_Raw data_:
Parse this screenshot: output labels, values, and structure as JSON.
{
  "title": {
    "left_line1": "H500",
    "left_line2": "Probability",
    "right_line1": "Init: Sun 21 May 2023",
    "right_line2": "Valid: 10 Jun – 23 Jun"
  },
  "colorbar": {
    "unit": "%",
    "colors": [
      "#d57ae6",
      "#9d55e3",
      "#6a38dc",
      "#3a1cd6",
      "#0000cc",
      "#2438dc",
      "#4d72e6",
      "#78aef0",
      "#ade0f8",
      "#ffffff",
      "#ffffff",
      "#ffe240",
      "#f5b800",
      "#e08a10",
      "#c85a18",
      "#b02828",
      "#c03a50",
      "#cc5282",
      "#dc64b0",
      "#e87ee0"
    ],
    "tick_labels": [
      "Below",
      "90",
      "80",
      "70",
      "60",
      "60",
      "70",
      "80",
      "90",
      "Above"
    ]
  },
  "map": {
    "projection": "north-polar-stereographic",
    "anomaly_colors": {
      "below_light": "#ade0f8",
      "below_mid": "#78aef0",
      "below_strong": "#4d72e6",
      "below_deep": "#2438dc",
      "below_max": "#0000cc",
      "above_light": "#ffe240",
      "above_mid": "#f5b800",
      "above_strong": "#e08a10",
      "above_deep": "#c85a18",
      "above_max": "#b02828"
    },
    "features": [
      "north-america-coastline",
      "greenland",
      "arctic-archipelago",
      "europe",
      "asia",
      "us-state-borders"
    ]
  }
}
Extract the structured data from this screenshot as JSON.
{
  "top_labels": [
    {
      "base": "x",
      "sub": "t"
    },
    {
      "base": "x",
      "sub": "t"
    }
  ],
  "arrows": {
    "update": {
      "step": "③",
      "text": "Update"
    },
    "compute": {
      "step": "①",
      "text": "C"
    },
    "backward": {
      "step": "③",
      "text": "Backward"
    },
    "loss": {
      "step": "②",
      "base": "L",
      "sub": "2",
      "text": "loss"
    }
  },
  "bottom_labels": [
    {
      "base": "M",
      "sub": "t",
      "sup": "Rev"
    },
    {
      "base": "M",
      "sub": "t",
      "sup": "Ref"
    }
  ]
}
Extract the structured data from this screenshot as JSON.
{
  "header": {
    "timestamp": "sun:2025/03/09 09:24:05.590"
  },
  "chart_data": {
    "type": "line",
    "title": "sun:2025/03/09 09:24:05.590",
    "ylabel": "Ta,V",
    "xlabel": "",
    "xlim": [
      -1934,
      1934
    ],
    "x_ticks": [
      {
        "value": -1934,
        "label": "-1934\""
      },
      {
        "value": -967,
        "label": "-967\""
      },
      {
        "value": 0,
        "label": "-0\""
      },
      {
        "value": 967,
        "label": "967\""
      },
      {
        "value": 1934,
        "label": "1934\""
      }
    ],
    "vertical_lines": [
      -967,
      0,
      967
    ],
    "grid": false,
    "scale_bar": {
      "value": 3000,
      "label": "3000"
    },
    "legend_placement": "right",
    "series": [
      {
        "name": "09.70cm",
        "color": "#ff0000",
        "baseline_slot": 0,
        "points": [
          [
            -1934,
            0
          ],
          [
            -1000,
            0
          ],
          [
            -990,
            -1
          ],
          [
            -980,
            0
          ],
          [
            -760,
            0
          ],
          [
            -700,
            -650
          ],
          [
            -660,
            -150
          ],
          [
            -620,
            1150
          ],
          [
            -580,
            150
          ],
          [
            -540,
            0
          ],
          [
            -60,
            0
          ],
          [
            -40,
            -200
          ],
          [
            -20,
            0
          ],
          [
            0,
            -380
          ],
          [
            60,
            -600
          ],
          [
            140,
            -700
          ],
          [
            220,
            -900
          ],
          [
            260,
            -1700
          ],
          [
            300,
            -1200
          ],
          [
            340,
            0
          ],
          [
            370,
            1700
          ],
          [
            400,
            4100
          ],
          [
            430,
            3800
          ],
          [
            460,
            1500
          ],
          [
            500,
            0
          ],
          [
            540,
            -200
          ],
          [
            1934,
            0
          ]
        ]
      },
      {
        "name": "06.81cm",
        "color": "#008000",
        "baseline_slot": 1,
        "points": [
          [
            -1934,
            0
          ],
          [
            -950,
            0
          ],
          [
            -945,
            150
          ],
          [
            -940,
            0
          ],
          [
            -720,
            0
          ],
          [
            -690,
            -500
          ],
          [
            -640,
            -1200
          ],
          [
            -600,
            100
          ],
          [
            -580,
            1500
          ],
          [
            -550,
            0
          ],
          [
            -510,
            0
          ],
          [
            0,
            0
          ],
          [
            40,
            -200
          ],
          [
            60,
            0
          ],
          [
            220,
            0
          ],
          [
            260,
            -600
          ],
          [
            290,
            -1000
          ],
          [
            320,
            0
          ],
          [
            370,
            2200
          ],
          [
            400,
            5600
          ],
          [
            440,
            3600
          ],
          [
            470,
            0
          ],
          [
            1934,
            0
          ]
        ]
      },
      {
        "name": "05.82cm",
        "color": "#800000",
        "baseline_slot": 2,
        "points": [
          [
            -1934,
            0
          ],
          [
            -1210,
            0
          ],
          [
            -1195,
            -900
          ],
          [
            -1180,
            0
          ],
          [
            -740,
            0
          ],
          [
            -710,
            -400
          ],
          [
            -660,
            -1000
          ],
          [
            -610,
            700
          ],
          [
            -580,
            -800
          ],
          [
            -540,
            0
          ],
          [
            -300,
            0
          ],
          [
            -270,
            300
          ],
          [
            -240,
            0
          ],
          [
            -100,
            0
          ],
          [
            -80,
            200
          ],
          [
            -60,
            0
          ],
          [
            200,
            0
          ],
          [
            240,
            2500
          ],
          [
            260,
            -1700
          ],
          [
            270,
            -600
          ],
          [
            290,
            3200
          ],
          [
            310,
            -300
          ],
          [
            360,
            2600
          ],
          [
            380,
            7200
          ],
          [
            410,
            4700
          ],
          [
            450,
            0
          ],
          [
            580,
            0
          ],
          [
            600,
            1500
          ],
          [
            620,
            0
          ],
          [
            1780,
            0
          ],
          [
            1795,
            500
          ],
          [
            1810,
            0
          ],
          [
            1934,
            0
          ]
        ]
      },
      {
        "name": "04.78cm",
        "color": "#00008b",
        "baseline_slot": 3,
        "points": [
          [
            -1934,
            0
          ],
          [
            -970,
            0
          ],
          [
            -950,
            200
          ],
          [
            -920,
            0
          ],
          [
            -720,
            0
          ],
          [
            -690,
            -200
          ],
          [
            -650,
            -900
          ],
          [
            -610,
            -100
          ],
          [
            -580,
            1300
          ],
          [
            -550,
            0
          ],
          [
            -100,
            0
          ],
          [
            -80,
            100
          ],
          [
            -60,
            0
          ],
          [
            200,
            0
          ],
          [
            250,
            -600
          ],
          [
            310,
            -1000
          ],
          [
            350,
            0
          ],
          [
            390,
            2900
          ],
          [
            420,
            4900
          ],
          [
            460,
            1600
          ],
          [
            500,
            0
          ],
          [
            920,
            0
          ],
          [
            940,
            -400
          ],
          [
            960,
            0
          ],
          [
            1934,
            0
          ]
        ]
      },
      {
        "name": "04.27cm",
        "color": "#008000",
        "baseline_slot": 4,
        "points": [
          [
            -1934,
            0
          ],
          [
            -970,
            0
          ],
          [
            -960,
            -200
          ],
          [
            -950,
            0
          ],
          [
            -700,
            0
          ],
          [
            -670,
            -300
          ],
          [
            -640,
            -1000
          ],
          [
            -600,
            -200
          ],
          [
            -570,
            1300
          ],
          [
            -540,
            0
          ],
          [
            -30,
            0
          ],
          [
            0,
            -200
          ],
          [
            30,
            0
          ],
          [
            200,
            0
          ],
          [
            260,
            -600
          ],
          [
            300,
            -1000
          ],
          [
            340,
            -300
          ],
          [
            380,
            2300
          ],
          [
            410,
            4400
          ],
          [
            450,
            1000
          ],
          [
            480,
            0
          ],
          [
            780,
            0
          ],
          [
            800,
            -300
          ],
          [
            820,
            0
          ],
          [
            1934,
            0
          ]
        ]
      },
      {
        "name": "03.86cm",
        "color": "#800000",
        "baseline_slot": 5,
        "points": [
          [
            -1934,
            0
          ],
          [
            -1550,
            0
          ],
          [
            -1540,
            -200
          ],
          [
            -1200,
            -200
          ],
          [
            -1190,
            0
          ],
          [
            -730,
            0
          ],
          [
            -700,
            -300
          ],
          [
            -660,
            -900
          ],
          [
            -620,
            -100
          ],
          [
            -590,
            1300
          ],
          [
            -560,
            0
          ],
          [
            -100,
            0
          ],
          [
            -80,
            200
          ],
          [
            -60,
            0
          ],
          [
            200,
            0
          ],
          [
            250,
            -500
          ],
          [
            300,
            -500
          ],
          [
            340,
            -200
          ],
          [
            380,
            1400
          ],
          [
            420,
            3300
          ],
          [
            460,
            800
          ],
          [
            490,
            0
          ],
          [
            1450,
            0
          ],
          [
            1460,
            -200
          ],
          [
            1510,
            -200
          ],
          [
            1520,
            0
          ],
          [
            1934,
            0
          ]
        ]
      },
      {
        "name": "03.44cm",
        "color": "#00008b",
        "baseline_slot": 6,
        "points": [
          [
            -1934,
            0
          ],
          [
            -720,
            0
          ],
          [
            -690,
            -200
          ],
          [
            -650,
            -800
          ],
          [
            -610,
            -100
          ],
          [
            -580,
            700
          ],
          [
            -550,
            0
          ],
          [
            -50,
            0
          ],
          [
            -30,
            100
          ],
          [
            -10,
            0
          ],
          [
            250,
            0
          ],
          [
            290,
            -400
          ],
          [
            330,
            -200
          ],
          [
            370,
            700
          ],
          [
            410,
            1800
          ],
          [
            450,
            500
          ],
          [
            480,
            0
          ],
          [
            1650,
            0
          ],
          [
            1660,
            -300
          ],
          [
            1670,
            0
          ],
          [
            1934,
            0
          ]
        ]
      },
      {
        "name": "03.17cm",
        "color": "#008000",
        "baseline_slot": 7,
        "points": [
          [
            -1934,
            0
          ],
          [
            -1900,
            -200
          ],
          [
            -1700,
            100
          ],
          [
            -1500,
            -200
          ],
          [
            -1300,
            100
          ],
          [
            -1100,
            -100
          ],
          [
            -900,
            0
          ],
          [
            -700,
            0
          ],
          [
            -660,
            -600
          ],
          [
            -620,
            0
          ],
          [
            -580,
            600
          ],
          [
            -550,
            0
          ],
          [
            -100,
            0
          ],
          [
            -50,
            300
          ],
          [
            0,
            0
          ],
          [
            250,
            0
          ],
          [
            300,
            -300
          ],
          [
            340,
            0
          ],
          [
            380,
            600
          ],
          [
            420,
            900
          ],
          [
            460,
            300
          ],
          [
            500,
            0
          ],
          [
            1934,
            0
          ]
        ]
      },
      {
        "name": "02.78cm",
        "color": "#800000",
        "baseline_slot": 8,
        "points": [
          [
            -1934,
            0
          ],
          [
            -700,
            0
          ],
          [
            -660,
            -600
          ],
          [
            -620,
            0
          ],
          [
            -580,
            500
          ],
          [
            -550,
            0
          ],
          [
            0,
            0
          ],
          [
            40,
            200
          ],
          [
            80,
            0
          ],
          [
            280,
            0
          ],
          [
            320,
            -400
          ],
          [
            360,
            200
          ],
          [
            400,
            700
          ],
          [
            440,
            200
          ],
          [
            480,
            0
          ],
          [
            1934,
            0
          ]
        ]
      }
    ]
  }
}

_Short exercise_:
Using the listing, copy every line where the word "north" shows up.

_Result_:
    "projection": "north-polar-stereographic",
      "north-america-coastline",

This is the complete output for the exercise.